* [GOAL]: Quote the data below in full, please, without altering anything.

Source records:
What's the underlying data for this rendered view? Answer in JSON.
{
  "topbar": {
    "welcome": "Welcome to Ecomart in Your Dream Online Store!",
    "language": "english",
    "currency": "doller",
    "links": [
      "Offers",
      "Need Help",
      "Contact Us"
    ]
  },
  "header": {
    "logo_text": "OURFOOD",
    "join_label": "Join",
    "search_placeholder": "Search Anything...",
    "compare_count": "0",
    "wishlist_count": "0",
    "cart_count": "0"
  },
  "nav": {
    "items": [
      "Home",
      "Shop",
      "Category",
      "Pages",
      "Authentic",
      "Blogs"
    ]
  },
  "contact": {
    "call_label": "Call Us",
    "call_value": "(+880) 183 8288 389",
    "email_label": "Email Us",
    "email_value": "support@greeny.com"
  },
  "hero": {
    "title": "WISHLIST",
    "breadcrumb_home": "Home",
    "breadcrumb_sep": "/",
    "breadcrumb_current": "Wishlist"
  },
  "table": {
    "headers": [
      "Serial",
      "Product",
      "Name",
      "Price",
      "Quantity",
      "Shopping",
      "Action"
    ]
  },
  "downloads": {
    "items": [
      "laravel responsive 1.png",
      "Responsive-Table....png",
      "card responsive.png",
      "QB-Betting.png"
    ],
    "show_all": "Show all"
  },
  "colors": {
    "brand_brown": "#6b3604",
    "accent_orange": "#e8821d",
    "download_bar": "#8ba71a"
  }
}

* [RESPONSE]:
What's the underlying data for this rendered view? Answer in JSON.
{
  "topbar": {
    "welcome": "Welcome to Ecomart in Your Dream Online Store!",
    "language": "english",
    "currency": "doller",
    "links": [
      "Offers",
      "Need Help",
      "Contact Us"
    ]
  },
  "header": {
    "logo_text": "OURFOOD",
    "join_label": "Join",
    "search_placeholder": "Search Anything...",
    "compare_count": "0",
    "wishlist_count": "0",
    "cart_count": "0"
  },
  "nav": {
    "items": [
      "Home",
      "Shop",
      "Category",
      "Pages",
      "Authentic",
      "Blogs"
    ]
  },
  "contact": {
    "call_label": "Call Us",
    "call_value": "(+880) 183 8288 389",
    "email_label": "Email Us",
    "email_value": "support@greeny.com"
  },
  "hero": {
    "title": "WISHLIST",
    "breadcrumb_home": "Home",
    "breadcrumb_sep": "/",
    "breadcrumb_current": "Wishlist"
  },
  "table": {
    "headers": [
      "Serial",
      "Product",
      "Name",
      "Price",
      "Quantity",
      "Shopping",
      "Action"
    ]
  },
  "downloads": {
    "items": [
      "laravel responsive 1.png",
      "Responsive-Table....png",
      "card responsive.png",
      "QB-Betting.png"
    ],
    "show_all": "Show all"
  },
  "colors": {
    "brand_brown": "#6b3604",
    "accent_orange": "#e8821d",
    "download_bar": "#8ba71a"
  }
}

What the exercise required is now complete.